Collected data entries
━━━

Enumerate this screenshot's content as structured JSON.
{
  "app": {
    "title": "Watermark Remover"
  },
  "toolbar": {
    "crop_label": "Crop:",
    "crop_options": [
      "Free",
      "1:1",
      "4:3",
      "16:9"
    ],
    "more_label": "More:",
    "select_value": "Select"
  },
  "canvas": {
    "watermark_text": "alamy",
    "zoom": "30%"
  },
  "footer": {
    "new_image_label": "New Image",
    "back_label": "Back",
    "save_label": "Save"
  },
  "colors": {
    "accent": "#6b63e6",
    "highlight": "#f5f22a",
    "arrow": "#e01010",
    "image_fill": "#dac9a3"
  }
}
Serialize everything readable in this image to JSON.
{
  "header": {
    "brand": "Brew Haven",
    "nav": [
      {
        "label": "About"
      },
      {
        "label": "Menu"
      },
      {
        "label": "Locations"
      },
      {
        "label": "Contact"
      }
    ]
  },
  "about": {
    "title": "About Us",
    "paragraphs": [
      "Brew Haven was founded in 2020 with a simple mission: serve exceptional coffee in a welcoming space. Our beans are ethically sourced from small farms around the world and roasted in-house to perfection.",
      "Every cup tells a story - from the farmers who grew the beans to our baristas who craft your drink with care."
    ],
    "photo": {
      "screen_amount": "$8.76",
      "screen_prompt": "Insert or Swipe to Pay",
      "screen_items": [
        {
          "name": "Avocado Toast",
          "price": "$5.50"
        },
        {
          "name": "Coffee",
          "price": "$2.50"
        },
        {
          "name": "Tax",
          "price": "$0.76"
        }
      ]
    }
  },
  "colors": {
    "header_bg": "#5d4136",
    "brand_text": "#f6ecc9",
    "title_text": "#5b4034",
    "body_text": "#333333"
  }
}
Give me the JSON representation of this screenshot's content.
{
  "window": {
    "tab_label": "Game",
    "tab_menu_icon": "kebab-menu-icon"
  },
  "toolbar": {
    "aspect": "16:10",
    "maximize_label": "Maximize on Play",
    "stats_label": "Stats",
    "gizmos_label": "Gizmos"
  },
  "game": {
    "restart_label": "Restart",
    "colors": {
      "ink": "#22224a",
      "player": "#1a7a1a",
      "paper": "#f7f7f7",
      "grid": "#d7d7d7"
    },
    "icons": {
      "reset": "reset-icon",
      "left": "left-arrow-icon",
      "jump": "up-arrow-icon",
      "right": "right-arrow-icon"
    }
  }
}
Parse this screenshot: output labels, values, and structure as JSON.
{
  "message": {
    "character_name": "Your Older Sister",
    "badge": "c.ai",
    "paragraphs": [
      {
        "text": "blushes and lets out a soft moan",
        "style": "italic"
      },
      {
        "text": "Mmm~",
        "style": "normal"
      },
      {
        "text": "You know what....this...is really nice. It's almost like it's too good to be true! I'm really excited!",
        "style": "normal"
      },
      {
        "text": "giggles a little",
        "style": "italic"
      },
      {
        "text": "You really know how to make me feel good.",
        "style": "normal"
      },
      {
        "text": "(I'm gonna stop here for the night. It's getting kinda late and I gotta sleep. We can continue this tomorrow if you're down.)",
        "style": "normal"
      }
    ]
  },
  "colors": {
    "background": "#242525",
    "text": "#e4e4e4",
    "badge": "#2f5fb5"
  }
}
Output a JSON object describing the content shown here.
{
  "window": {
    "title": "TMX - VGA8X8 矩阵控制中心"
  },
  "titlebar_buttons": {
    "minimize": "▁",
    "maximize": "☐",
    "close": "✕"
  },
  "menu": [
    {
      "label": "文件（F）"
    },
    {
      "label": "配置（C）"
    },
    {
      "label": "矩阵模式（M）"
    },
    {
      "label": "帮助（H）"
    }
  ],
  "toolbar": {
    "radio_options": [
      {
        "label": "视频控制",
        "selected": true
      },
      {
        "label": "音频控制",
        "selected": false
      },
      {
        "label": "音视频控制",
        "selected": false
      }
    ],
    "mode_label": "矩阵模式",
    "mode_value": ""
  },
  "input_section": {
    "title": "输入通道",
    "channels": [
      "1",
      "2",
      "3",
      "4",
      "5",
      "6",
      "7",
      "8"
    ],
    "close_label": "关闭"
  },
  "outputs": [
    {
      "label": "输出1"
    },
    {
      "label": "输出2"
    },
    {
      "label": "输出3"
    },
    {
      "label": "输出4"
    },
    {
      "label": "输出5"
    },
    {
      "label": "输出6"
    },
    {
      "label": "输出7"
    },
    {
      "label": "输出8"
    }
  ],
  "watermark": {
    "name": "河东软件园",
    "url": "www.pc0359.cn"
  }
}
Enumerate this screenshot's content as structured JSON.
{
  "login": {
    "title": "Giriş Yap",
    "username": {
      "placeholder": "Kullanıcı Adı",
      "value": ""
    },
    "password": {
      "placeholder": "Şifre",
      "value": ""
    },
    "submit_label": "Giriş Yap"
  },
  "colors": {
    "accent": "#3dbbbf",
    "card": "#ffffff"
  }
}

━━━

PROBLEM REQUIREMENTS — Your task is to retype all the records above with nothing left out.

REPLY —
Enumerate this screenshot's content as structured JSON.
{
  "app": {
    "title": "Watermark Remover"
  },
  "toolbar": {
    "crop_label": "Crop:",
    "crop_options": [
      "Free",
      "1:1",
      "4:3",
      "16:9"
    ],
    "more_label": "More:",
    "select_value": "Select"
  },
  "canvas": {
    "watermark_text": "alamy",
    "zoom": "30%"
  },
  "footer": {
    "new_image_label": "New Image",
    "back_label": "Back",
    "save_label": "Save"
  },
  "colors": {
    "accent": "#6b63e6",
    "highlight": "#f5f22a",
    "arrow": "#e01010",
    "image_fill": "#dac9a3"
  }
}
Serialize everything readable in this image to JSON.
{
  "header": {
    "brand": "Brew Haven",
    "nav": [
      {
        "label": "About"
      },
      {
        "label": "Menu"
      },
      {
        "label": "Locations"
      },
      {
        "label": "Contact"
      }
    ]
  },
  "about": {
    "title": "About Us",
    "paragraphs": [
      "Brew Haven was founded in 2020 with a simple mission: serve exceptional coffee in a welcoming space. Our beans are ethically sourced from small farms around the world and roasted in-house to perfection.",
      "Every cup tells a story - from the farmers who grew the beans to our baristas who craft your drink with care."
    ],
    "photo": {
      "screen_amount": "$8.76",
      "screen_prompt": "Insert or Swipe to Pay",
      "screen_items": [
        {
          "name": "Avocado Toast",
          "price": "$5.50"
        },
        {
          "name": "Coffee",
          "price": "$2.50"
        },
        {
          "name": "Tax",
          "price": "$0.76"
        }
      ]
    }
  },
  "colors": {
    "header_bg": "#5d4136",
    "brand_text": "#f6ecc9",
    "title_text": "#5b4034",
    "body_text": "#333333"
  }
}
Give me the JSON representation of this screenshot's content.
{
  "window": {
    "tab_label": "Game",
    "tab_menu_icon": "kebab-menu-icon"
  },
  "toolbar": {
    "aspect": "16:10",
    "maximize_label": "Maximize on Play",
    "stats_label": "Stats",
    "gizmos_label": "Gizmos"
  },
  "game": {
    "restart_label": "Restart",
    "colors": {
      "ink": "#22224a",
      "player": "#1a7a1a",
      "paper": "#f7f7f7",
      "grid": "#d7d7d7"
    },
    "icons": {
      "reset": "reset-icon",
      "left": "left-arrow-icon",
      "jump": "up-arrow-icon",
      "right": "right-arrow-icon"
    }
  }
}
Parse this screenshot: output labels, values, and structure as JSON.
{
  "message": {
    "character_name": "Your Older Sister",
    "badge": "c.ai",
    "paragraphs": [
      {
        "text": "blushes and lets out a soft moan",
        "style": "italic"
      },
      {
        "text": "Mmm~",
        "style": "normal"
      },
      {
        "text": "You know what....this...is really nice. It's almost like it's too good to be true! I'm really excited!",
        "style": "normal"
      },
      {
        "text": "giggles a little",
        "style": "italic"
      },
      {
        "text": "You really know how to make me feel good.",
        "style": "normal"
      },
      {
        "text": "(I'm gonna stop here for the night. It's getting kinda late and I gotta sleep. We can continue this tomorrow if you're down.)",
        "style": "normal"
      }
    ]
  },
  "colors": {
    "background": "#242525",
    "text": "#e4e4e4",
    "badge": "#2f5fb5"
  }
}
Output a JSON object describing the content shown here.
{
  "window": {
    "title": "TMX - VGA8X8 矩阵控制中心"
  },
  "titlebar_buttons": {
    "minimize": "▁",
    "maximize": "☐",
    "close": "✕"
  },
  "menu": [
    {
      "label": "文件（F）"
    },
    {
      "label": "配置（C）"
    },
    {
      "label": "矩阵模式（M）"
    },
    {
      "label": "帮助（H）"
    }
  ],
  "toolbar": {
    "radio_options": [
      {
        "label": "视频控制",
        "selected": true
      },
      {
        "label": "音频控制",
        "selected": false
      },
      {
        "label": "音视频控制",
        "selected": false
      }
    ],
    "mode_label": "矩阵模式",
    "mode_value": ""
  },
  "input_section": {
    "title": "输入通道",
    "channels": [
      "1",
      "2",
      "3",
      "4",
      "5",
      "6",
      "7",
      "8"
    ],
    "close_label": "关闭"
  },
  "outputs": [
    {
      "label": "输出1"
    },
    {
      "label": "输出2"
    },
    {
      "label": "输出3"
    },
    {
      "label": "输出4"
    },
    {
      "label": "输出5"
    },
    {
      "label": "输出6"
    },
    {
      "label": "输出7"
    },
    {
      "label": "输出8"
    }
  ],
  "watermark": {
    "name": "河东软件园",
    "url": "www.pc0359.cn"
  }
}
Enumerate this screenshot's content as structured JSON.
{
  "login": {
    "title": "Giriş Yap",
    "username": {
      "placeholder": "Kullanıcı Adı",
      "value": ""
    },
    "password": {
      "placeholder": "Şifre",
      "value": ""
    },
    "submit_label": "Giriş Yap"
  },
  "colors": {
    "accent": "#3dbbbf",
    "card": "#ffffff"
  }
}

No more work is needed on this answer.